GIVEN PASSAGE:
>> Begin

People enter the Santa Monica Courthouse on Monday. (Photo by Daniel Archuleta)

SM COURTHOUSE — In one week’s time, the Los Angeles Superior Court system will begin a complicated restructuring process that will move many normal court functions from the Santa Monica Courthouse to Downtown Los Angeles.

Personal injury cases and civil cases for plaintiffs seeking less than $25,000 in damages will move from Santa Monica to the Stanley Mosk Courthouse in Downtown L.A., and other courts will become “hubs” for specific types of cases.

Santa Monica will become one of five hubs for eviction and unlawful detainer cases, but locals who wish to file a small claims case will have to travel to Inglewood to do so. Those with debt issues may go as far as Norwalk or Chatsworth.

While those changes will take effect March 18, some programs began the process of closing their doors Monday.

The Alternate Dispute Resolution Department, an entity that helps individuals in civil cases settle before they go to trial, stopped taking referrals as of Monday, according to court officials.

It will officially shutter offices in Santa Monica and six other courts between May 1 and May 31. At least eight other locations will lose their mediation services a month earlier.

The announcements, which came down from the courts last week, represent the first in what promises to be several rounds of releases from the Los Angeles Superior Court system to add detail to a November declaration that the courts would be cutting up to $85 million from the budget, said Mary Hearn, the public information officer for the courts.

Already, attorneys are raising hue and cry about the potential consequences of such cuts, including increased travel time for litigants, costs to businesses and extended wait times in already-packed court calendars.

Karla Barrow, the managing attorney for the Santa Monica office of the Legal Aid Foundation of Los Angeles (LAFLA), noted that the impacts would be particularly great on those least able to recover — the poor, those with unstable housing and the disabled.

“It’s a burden for people who don’t have income and education restrictions. It’s overwhelming for those who do,” Barrow said.

The organization is most concerned about its clients with physical disabilities, who may have difficulty getting to more distant courthouses. Some tenants fighting eviction may have to travel up to 32 miles to Santa Monica or one of the other four hubs to defend their housing.

Debtors attempting to deal with collections below $25,000 will have to travel up to 67 miles to either Chatsworth or Norwalk, the only two locations that will accept such cases.

“A Santa Monica resident wishing to arrive in Chatsworth by 8:30 a.m. will have to catch a bus no later than 5:45 a.m., transfer twice, and must be able to walk a half mile in less than 25 minutes in order to arrive timely at the courthouse,” reads an e-mail from LAFLA.

That’s a difficult journey for the able-bodied, and raises further concerns for those who already have access issues, Barrow said.

The Santa Monica City Attorney’s Office will also face some challenges as a result of the changes.

The office deals with as many as 80 personal injury cases for large sums each year, which will involve more travel to Downtown L.A., said Jeanette Schachtner, the chief deputy city attorney in Santa Monica.

>> End

Reproduce, word for word, the portion of the Santa Monica Courthouse article that begins with the words "It will officially" and ends with "for the courts.".

DATA EXTRACT:
>> Begin

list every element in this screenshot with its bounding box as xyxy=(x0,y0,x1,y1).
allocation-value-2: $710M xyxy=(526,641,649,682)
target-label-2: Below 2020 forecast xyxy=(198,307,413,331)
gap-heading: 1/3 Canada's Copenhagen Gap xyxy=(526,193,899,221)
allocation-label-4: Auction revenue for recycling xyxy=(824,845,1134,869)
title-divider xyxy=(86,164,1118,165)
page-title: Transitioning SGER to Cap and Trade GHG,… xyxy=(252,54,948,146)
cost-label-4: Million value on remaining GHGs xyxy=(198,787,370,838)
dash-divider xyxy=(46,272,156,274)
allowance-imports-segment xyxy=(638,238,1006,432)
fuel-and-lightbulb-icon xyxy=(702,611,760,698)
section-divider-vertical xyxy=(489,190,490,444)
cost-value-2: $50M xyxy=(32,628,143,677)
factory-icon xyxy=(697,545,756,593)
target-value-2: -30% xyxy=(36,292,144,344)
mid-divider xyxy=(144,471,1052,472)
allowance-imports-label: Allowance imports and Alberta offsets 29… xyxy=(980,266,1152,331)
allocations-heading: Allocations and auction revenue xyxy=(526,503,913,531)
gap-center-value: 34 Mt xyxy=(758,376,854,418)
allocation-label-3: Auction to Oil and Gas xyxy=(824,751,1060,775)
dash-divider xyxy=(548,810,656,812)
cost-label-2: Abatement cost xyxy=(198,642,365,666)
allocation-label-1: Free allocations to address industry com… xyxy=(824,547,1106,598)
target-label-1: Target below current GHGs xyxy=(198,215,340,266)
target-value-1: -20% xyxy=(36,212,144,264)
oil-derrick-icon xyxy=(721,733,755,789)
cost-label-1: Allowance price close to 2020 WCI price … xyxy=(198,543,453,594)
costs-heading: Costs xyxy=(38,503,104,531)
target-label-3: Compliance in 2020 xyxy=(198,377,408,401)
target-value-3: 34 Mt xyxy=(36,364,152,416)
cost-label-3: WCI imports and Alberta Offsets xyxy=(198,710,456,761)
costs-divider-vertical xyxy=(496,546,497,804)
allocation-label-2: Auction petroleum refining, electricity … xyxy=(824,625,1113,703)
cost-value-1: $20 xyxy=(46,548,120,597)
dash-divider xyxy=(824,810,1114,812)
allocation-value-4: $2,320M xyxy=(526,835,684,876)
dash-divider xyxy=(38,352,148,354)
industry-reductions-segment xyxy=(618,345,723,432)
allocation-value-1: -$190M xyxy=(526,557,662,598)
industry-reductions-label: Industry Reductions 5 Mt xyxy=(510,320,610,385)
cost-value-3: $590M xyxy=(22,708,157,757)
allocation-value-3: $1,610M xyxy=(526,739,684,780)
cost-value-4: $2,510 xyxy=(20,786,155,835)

>> End

ANSWER IN FULL:
It will officially shutter offices in Santa Monica and six other courts between May 1 and May 31. At least eight other locations will lose their mediation services a month earlier.

The announcements, which came down from the courts last week, represent the first in what promises to be several rounds of releases from the Los Angeles Superior Court system to add detail to a November declaration that the courts would be cutting up to $85 million from the budget, said Mary Hearn, the public information officer for the courts.